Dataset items
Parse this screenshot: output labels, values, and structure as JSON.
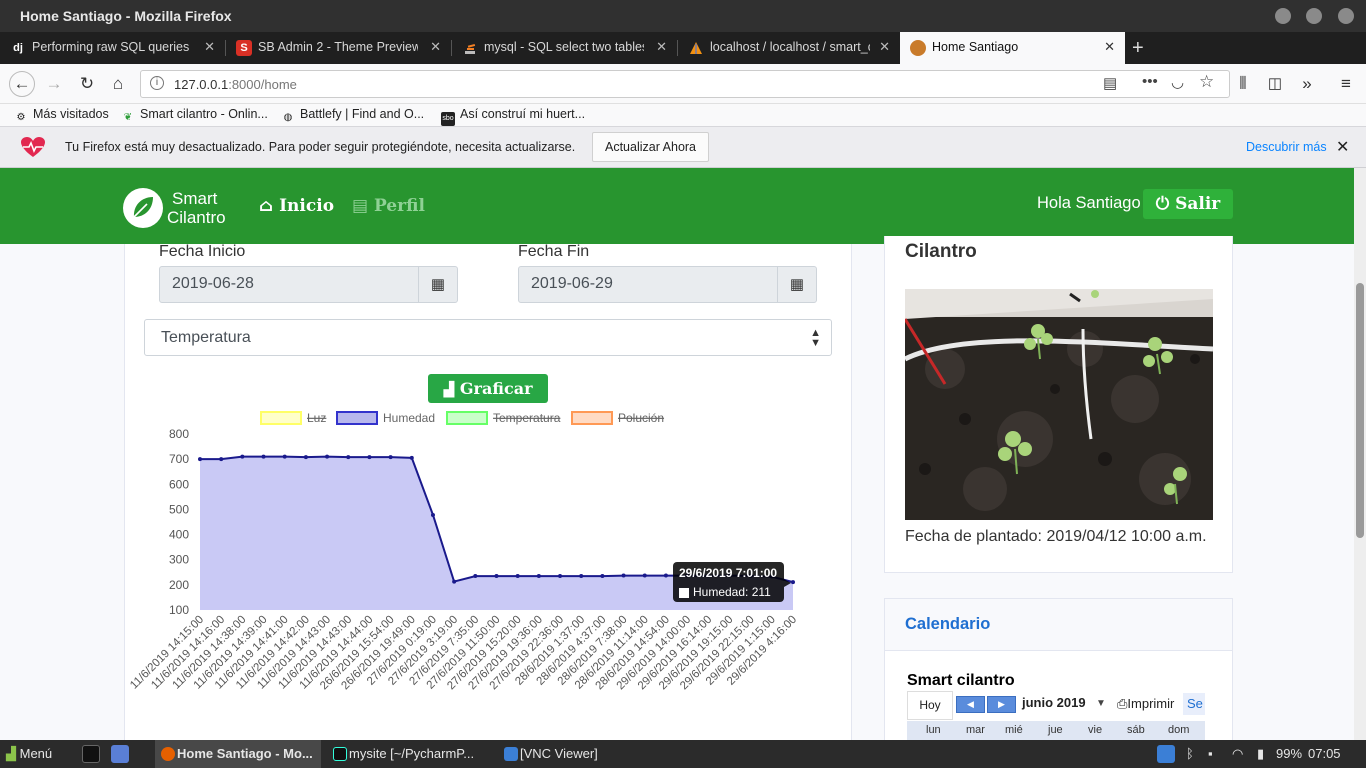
{
  "window": {
    "title": "Home Santiago - Mozilla Firefox"
  },
  "tabs": [
    {
      "label": "Performing raw SQL queries",
      "icon": "dj"
    },
    {
      "label": "SB Admin 2 - Theme Preview",
      "icon": "S"
    },
    {
      "label": "mysql - SQL select two tables",
      "icon": ""
    },
    {
      "label": "localhost / localhost / smart_c",
      "icon": ""
    },
    {
      "label": "Home Santiago",
      "icon": ""
    }
  ],
  "navbar": {
    "url_host": "127.0.0.1",
    "url_path": ":8000/home"
  },
  "bookmarks": [
    {
      "label": "Más visitados"
    },
    {
      "label": "Smart cilantro - Onlin..."
    },
    {
      "label": "Battlefy | Find and O..."
    },
    {
      "label": "Así construí mi huert..."
    }
  ],
  "notification": {
    "message": "Tu Firefox está muy desactualizado. Para poder seguir protegiéndote, necesita actualizarse.",
    "button": "Actualizar Ahora",
    "link": "Descubrir más",
    "close": "✕"
  },
  "app": {
    "logo_line1": "Smart",
    "logo_line2": "Cilantro",
    "nav_inicio": "Inicio",
    "nav_perfil": "Perfil",
    "greeting": "Hola Santiago",
    "logout": "Salir"
  },
  "filters": {
    "start_label": "Fecha Inicio",
    "start_value": "2019-06-28",
    "end_label": "Fecha Fin",
    "end_value": "2019-06-29",
    "sensor_selected": "Temperatura",
    "submit": "Graficar"
  },
  "chart_data": {
    "type": "area",
    "legend": [
      {
        "name": "Luz",
        "color": "#ffff66",
        "hidden": true
      },
      {
        "name": "Humedad",
        "color": "#3333cc",
        "hidden": false
      },
      {
        "name": "Temperatura",
        "color": "#66ff66",
        "hidden": true
      },
      {
        "name": "Polución",
        "color": "#ff9955",
        "hidden": true
      }
    ],
    "ylim": [
      100,
      800
    ],
    "yticks": [
      800,
      700,
      600,
      500,
      400,
      300,
      200,
      100
    ],
    "categories": [
      "11/6/2019 14:15:00",
      "11/6/2019 14:16:00",
      "11/6/2019 14:38:00",
      "11/6/2019 14:39:00",
      "11/6/2019 14:41:00",
      "11/6/2019 14:42:00",
      "11/6/2019 14:43:00",
      "11/6/2019 14:43:00",
      "11/6/2019 14:44:00",
      "26/6/2019 15:54:00",
      "26/6/2019 19:49:00",
      "27/6/2019 0:19:00",
      "27/6/2019 3:19:00",
      "27/6/2019 7:35:00",
      "27/6/2019 11:50:00",
      "27/6/2019 15:20:00",
      "27/6/2019 19:36:00",
      "27/6/2019 22:36:00",
      "28/6/2019 1:37:00",
      "28/6/2019 4:37:00",
      "28/6/2019 7:38:00",
      "28/6/2019 11:14:00",
      "28/6/2019 14:54:00",
      "29/6/2019 14:00:00",
      "29/6/2019 16:14:00",
      "29/6/2019 19:15:00",
      "29/6/2019 22:15:00",
      "29/6/2019 1:15:00",
      "29/6/2019 4:16:00"
    ],
    "series": [
      {
        "name": "Humedad",
        "color": "#1a1a8c",
        "fill": "#c9c9f5",
        "values": [
          700,
          700,
          710,
          710,
          710,
          708,
          710,
          708,
          708,
          708,
          705,
          478,
          213,
          235,
          235,
          235,
          235,
          235,
          235,
          235,
          237,
          237,
          237,
          237,
          237,
          237,
          236,
          233,
          211
        ]
      }
    ],
    "tooltip": {
      "title": "29/6/2019 7:01:00",
      "label": "Humedad: 211"
    }
  },
  "plant": {
    "title": "Cilantro",
    "planted": "Fecha de plantado: 2019/04/12 10:00 a.m."
  },
  "calendar": {
    "header": "Calendario",
    "title": "Smart cilantro",
    "today": "Hoy",
    "month": "junio 2019",
    "print": "Imprimir",
    "more": "Se",
    "days": [
      "lun",
      "mar",
      "mié",
      "jue",
      "vie",
      "sáb",
      "dom"
    ]
  },
  "taskbar": {
    "menu": "Menú",
    "tasks": [
      "Home Santiago - Mo...",
      "mysite [~/PycharmP...",
      "[VNC Viewer]"
    ],
    "battery": "99%",
    "clock": "07:05"
  }
}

The exercise
Copy out the whole listing exactly, and don't carry over any pictures.

Reply
Parse this screenshot: output labels, values, and structure as JSON.
{
  "window": {
    "title": "Home Santiago - Mozilla Firefox"
  },
  "tabs": [
    {
      "label": "Performing raw SQL queries",
      "icon": "dj"
    },
    {
      "label": "SB Admin 2 - Theme Preview",
      "icon": "S"
    },
    {
      "label": "mysql - SQL select two tables",
      "icon": ""
    },
    {
      "label": "localhost / localhost / smart_c",
      "icon": ""
    },
    {
      "label": "Home Santiago",
      "icon": ""
    }
  ],
  "navbar": {
    "url_host": "127.0.0.1",
    "url_path": ":8000/home"
  },
  "bookmarks": [
    {
      "label": "Más visitados"
    },
    {
      "label": "Smart cilantro - Onlin..."
    },
    {
      "label": "Battlefy | Find and O..."
    },
    {
      "label": "Así construí mi huert..."
    }
  ],
  "notification": {
    "message": "Tu Firefox está muy desactualizado. Para poder seguir protegiéndote, necesita actualizarse.",
    "button": "Actualizar Ahora",
    "link": "Descubrir más",
    "close": "✕"
  },
  "app": {
    "logo_line1": "Smart",
    "logo_line2": "Cilantro",
    "nav_inicio": "Inicio",
    "nav_perfil": "Perfil",
    "greeting": "Hola Santiago",
    "logout": "Salir"
  },
  "filters": {
    "start_label": "Fecha Inicio",
    "start_value": "2019-06-28",
    "end_label": "Fecha Fin",
    "end_value": "2019-06-29",
    "sensor_selected": "Temperatura",
    "submit": "Graficar"
  },
  "chart_data": {
    "type": "area",
    "legend": [
      {
        "name": "Luz",
        "color": "#ffff66",
        "hidden": true
      },
      {
        "name": "Humedad",
        "color": "#3333cc",
        "hidden": false
      },
      {
        "name": "Temperatura",
        "color": "#66ff66",
        "hidden": true
      },
      {
        "name": "Polución",
        "color": "#ff9955",
        "hidden": true
      }
    ],
    "ylim": [
      100,
      800
    ],
    "yticks": [
      800,
      700,
      600,
      500,
      400,
      300,
      200,
      100
    ],
    "categories": [
      "11/6/2019 14:15:00",
      "11/6/2019 14:16:00",
      "11/6/2019 14:38:00",
      "11/6/2019 14:39:00",
      "11/6/2019 14:41:00",
      "11/6/2019 14:42:00",
      "11/6/2019 14:43:00",
      "11/6/2019 14:43:00",
      "11/6/2019 14:44:00",
      "26/6/2019 15:54:00",
      "26/6/2019 19:49:00",
      "27/6/2019 0:19:00",
      "27/6/2019 3:19:00",
      "27/6/2019 7:35:00",
      "27/6/2019 11:50:00",
      "27/6/2019 15:20:00",
      "27/6/2019 19:36:00",
      "27/6/2019 22:36:00",
      "28/6/2019 1:37:00",
      "28/6/2019 4:37:00",
      "28/6/2019 7:38:00",
      "28/6/2019 11:14:00",
      "28/6/2019 14:54:00",
      "29/6/2019 14:00:00",
      "29/6/2019 16:14:00",
      "29/6/2019 19:15:00",
      "29/6/2019 22:15:00",
      "29/6/2019 1:15:00",
      "29/6/2019 4:16:00"
    ],
    "series": [
      {
        "name": "Humedad",
        "color": "#1a1a8c",
        "fill": "#c9c9f5",
        "values": [
          700,
          700,
          710,
          710,
          710,
          708,
          710,
          708,
          708,
          708,
          705,
          478,
          213,
          235,
          235,
          235,
          235,
          235,
          235,
          235,
          237,
          237,
          237,
          237,
          237,
          237,
          236,
          233,
          211
        ]
      }
    ],
    "tooltip": {
      "title": "29/6/2019 7:01:00",
      "label": "Humedad: 211"
    }
  },
  "plant": {
    "title": "Cilantro",
    "planted": "Fecha de plantado: 2019/04/12 10:00 a.m."
  },
  "calendar": {
    "header": "Calendario",
    "title": "Smart cilantro",
    "today": "Hoy",
    "month": "junio 2019",
    "print": "Imprimir",
    "more": "Se",
    "days": [
      "lun",
      "mar",
      "mié",
      "jue",
      "vie",
      "sáb",
      "dom"
    ]
  },
  "taskbar": {
    "menu": "Menú",
    "tasks": [
      "Home Santiago - Mo...",
      "mysite [~/PycharmP...",
      "[VNC Viewer]"
    ],
    "battery": "99%",
    "clock": "07:05"
  }
}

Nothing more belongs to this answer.